TASK TO COMPLETE ▸ Rewrite the records from the first line through the line that contains "legend-label: 0.5 xyxy=(1105,460,1122,475)", replacing each "marker" with "data-point" and leaving everything else unchanged.

DATA SHOWN ▸
..........
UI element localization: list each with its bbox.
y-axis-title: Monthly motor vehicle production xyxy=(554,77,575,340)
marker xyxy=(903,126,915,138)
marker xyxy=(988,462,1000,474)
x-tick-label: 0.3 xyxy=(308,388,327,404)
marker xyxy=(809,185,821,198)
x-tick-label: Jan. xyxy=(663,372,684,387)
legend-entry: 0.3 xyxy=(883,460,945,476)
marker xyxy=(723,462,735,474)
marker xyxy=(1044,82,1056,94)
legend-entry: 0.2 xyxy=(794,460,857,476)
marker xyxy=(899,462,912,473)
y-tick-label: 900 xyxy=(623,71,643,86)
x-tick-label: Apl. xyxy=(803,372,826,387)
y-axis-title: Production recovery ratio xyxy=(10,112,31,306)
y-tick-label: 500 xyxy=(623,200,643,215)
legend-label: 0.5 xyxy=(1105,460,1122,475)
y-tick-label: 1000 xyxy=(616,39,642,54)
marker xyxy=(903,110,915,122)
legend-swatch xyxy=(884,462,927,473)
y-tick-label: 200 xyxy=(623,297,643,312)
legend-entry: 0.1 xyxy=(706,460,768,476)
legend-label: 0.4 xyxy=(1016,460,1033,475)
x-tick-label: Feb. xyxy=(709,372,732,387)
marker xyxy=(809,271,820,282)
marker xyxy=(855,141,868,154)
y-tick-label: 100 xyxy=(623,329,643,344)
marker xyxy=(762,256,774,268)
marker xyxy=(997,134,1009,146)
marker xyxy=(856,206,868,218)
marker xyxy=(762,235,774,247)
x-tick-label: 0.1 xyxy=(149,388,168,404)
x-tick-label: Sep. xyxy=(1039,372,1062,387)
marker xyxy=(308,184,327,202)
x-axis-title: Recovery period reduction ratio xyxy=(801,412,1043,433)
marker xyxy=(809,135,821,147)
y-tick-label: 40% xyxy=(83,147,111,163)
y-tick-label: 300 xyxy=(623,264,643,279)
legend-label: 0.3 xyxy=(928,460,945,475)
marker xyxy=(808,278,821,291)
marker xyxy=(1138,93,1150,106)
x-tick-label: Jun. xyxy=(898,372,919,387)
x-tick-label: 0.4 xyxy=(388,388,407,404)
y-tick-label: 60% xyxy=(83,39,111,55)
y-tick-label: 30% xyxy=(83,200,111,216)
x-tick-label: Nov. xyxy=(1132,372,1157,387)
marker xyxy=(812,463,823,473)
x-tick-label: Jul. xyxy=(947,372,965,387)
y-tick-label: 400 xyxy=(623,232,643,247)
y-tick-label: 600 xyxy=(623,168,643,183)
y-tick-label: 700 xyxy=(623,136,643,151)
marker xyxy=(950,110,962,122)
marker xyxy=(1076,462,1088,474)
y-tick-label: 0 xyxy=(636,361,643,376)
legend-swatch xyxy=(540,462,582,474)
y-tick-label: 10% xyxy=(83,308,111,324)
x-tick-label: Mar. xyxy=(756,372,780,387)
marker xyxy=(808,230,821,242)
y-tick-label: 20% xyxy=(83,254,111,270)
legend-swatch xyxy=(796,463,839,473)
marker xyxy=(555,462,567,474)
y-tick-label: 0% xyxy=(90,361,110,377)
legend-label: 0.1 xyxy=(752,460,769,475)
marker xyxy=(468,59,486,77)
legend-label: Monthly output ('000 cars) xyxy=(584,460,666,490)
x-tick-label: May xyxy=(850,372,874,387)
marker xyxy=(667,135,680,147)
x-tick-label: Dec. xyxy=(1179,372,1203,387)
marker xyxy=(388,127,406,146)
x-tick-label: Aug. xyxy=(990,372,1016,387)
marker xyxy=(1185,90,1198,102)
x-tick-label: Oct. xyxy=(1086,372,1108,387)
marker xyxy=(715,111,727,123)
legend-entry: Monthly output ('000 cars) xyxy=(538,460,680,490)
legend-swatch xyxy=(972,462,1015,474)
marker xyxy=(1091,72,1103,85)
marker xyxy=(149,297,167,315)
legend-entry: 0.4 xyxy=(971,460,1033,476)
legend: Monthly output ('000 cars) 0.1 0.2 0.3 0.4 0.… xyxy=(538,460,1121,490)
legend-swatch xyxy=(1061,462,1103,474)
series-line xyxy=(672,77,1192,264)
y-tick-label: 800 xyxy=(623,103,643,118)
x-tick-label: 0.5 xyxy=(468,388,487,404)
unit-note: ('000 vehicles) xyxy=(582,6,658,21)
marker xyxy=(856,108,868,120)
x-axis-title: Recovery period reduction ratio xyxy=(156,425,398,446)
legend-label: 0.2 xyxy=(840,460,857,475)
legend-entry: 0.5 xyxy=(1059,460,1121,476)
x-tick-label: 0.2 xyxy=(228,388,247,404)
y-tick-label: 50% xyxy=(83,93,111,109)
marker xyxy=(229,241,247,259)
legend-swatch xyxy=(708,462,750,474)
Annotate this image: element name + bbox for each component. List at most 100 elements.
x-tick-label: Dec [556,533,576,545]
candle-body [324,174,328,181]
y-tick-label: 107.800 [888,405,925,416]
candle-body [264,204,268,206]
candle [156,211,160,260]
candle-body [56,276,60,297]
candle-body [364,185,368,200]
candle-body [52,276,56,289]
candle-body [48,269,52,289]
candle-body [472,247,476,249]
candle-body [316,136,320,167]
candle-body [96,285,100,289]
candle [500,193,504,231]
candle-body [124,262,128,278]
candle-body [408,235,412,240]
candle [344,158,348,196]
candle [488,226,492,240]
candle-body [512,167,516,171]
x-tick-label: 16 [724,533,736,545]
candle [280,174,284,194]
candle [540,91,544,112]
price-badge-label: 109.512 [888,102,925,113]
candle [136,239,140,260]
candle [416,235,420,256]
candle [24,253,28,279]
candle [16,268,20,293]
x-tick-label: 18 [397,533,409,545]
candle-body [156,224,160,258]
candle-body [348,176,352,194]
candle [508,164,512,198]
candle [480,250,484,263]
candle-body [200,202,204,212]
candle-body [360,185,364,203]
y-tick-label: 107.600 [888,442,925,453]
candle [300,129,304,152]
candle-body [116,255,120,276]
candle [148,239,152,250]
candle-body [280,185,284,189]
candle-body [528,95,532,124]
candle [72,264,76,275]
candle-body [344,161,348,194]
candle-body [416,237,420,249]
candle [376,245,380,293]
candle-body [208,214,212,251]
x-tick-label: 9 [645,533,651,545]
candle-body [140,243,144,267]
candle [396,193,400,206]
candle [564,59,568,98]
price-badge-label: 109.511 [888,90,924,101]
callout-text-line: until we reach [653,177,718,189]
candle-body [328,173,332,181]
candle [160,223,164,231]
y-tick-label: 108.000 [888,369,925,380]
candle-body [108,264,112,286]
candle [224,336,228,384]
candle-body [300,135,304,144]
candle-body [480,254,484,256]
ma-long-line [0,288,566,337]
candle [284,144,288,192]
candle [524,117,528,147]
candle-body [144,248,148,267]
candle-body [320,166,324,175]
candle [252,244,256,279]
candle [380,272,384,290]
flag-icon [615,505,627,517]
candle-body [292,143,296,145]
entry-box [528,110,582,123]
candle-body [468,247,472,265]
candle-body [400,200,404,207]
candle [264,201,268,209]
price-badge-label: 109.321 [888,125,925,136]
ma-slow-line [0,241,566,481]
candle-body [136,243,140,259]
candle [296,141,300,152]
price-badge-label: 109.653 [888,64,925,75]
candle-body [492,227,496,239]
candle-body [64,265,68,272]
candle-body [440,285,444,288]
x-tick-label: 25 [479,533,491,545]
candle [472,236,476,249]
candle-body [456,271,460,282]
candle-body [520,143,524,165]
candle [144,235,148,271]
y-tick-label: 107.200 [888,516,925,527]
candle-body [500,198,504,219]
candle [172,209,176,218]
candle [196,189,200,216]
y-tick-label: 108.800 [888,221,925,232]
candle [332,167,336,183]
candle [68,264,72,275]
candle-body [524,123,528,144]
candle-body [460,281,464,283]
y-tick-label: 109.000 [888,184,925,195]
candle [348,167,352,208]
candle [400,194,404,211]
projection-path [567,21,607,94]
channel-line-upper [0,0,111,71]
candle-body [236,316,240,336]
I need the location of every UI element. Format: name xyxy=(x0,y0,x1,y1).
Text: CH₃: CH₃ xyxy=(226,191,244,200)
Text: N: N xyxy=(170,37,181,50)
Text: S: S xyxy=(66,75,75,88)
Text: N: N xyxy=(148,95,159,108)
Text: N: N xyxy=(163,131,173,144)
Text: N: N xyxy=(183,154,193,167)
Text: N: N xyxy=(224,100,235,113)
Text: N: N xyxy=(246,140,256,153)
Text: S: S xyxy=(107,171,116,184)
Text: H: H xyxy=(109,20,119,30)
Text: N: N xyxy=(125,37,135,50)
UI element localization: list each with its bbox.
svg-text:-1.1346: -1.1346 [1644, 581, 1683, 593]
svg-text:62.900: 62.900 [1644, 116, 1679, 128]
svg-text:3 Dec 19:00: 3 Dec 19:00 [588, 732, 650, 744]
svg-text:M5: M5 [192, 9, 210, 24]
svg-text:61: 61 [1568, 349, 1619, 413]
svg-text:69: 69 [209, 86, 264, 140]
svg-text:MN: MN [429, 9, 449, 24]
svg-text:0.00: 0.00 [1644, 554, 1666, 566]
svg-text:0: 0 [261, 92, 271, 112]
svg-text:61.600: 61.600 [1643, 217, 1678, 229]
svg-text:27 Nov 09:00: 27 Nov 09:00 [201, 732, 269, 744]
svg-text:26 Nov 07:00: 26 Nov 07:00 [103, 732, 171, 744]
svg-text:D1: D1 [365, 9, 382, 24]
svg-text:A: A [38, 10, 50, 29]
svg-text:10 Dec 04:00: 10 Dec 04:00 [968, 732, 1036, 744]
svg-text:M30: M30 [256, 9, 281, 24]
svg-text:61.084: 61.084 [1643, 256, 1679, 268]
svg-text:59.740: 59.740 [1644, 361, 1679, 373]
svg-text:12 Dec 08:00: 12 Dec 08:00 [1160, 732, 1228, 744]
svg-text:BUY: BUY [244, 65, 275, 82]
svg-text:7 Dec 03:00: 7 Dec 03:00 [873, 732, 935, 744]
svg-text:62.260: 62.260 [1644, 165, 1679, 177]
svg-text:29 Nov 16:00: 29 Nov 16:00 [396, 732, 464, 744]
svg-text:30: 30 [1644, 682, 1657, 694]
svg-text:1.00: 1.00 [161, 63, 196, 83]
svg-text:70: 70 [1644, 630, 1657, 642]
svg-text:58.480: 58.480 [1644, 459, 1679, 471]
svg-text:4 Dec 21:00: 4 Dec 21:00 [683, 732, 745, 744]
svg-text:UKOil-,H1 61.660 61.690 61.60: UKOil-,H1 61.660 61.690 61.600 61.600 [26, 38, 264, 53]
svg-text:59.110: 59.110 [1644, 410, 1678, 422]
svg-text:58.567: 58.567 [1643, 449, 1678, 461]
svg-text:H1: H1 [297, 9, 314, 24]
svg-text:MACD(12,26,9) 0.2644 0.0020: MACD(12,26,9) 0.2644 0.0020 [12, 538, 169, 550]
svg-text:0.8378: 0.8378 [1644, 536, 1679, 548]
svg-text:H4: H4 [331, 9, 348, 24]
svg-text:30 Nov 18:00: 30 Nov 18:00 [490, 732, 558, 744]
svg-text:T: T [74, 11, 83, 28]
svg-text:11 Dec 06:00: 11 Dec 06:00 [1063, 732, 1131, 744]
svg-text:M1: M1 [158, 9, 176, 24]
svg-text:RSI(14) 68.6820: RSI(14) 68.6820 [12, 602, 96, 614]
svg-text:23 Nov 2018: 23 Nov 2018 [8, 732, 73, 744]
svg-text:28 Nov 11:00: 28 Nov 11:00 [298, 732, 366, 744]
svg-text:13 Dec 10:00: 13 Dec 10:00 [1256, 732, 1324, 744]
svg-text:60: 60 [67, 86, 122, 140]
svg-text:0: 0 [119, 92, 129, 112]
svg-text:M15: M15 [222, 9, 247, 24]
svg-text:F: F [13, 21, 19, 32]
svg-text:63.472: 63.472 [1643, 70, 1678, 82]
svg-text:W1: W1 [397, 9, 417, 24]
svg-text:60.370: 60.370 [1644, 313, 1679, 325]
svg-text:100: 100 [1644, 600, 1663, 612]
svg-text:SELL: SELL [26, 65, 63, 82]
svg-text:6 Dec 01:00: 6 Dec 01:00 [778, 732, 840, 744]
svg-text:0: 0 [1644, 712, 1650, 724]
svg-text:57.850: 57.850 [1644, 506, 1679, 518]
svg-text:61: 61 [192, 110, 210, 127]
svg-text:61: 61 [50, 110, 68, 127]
..........
TASK OUTPUT ▸
UI element localization: list each with its bbox.
y-axis-title: Monthly motor vehicle production xyxy=(554,77,575,340)
data-point xyxy=(903,126,915,138)
data-point xyxy=(988,462,1000,474)
x-tick-label: 0.3 xyxy=(308,388,327,404)
data-point xyxy=(809,185,821,198)
x-tick-label: Jan. xyxy=(663,372,684,387)
legend-entry: 0.3 xyxy=(883,460,945,476)
data-point xyxy=(723,462,735,474)
data-point xyxy=(1044,82,1056,94)
legend-entry: 0.2 xyxy=(794,460,857,476)
data-point xyxy=(899,462,912,473)
y-tick-label: 900 xyxy=(623,71,643,86)
x-tick-label: Apl. xyxy=(803,372,826,387)
y-axis-title: Production recovery ratio xyxy=(10,112,31,306)
y-tick-label: 500 xyxy=(623,200,643,215)
legend-label: 0.5 xyxy=(1105,460,1122,475)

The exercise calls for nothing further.